▶ **Exercise instructions**: Reproduce the listing below word for word, with no pictures.

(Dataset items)

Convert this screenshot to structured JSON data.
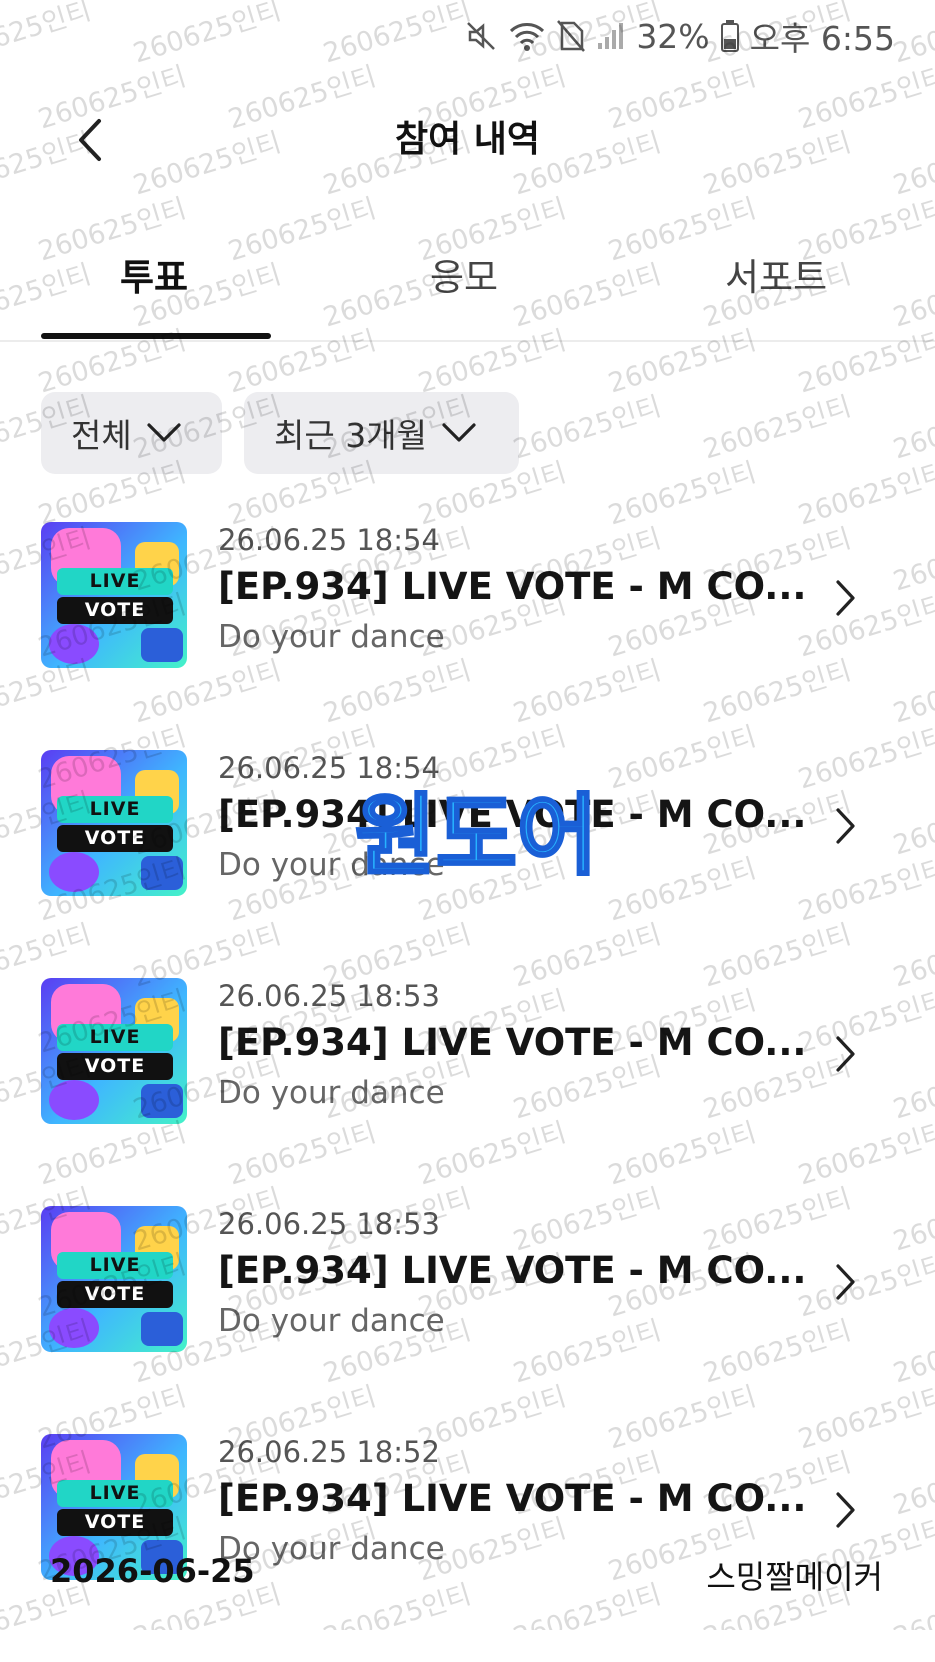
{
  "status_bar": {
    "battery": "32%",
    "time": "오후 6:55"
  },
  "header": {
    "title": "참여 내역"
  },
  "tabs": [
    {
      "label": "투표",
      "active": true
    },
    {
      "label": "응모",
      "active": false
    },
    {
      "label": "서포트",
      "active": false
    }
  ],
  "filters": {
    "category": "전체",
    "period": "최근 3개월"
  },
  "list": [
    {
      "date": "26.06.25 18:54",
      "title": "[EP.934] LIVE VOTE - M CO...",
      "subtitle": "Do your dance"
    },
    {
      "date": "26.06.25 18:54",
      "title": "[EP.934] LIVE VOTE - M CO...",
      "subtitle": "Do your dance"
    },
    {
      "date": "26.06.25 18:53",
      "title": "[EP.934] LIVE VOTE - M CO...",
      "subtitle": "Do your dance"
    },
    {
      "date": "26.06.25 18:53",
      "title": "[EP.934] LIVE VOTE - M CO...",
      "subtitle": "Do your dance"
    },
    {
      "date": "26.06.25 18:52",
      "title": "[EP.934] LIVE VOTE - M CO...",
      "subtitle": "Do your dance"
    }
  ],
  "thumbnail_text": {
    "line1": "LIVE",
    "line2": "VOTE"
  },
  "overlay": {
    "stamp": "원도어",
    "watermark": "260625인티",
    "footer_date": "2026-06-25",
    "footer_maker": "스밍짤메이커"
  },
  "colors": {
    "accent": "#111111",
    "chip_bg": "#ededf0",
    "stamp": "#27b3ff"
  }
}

▶ **Final result**:
Convert this screenshot to structured JSON data.
{
  "status_bar": {
    "battery": "32%",
    "time": "오후 6:55"
  },
  "header": {
    "title": "참여 내역"
  },
  "tabs": [
    {
      "label": "투표",
      "active": true
    },
    {
      "label": "응모",
      "active": false
    },
    {
      "label": "서포트",
      "active": false
    }
  ],
  "filters": {
    "category": "전체",
    "period": "최근 3개월"
  },
  "list": [
    {
      "date": "26.06.25 18:54",
      "title": "[EP.934] LIVE VOTE - M CO...",
      "subtitle": "Do your dance"
    },
    {
      "date": "26.06.25 18:54",
      "title": "[EP.934] LIVE VOTE - M CO...",
      "subtitle": "Do your dance"
    },
    {
      "date": "26.06.25 18:53",
      "title": "[EP.934] LIVE VOTE - M CO...",
      "subtitle": "Do your dance"
    },
    {
      "date": "26.06.25 18:53",
      "title": "[EP.934] LIVE VOTE - M CO...",
      "subtitle": "Do your dance"
    },
    {
      "date": "26.06.25 18:52",
      "title": "[EP.934] LIVE VOTE - M CO...",
      "subtitle": "Do your dance"
    }
  ],
  "thumbnail_text": {
    "line1": "LIVE",
    "line2": "VOTE"
  },
  "overlay": {
    "stamp": "원도어",
    "watermark": "260625인티",
    "footer_date": "2026-06-25",
    "footer_maker": "스밍짤메이커"
  },
  "colors": {
    "accent": "#111111",
    "chip_bg": "#ededf0",
    "stamp": "#27b3ff"
  }
}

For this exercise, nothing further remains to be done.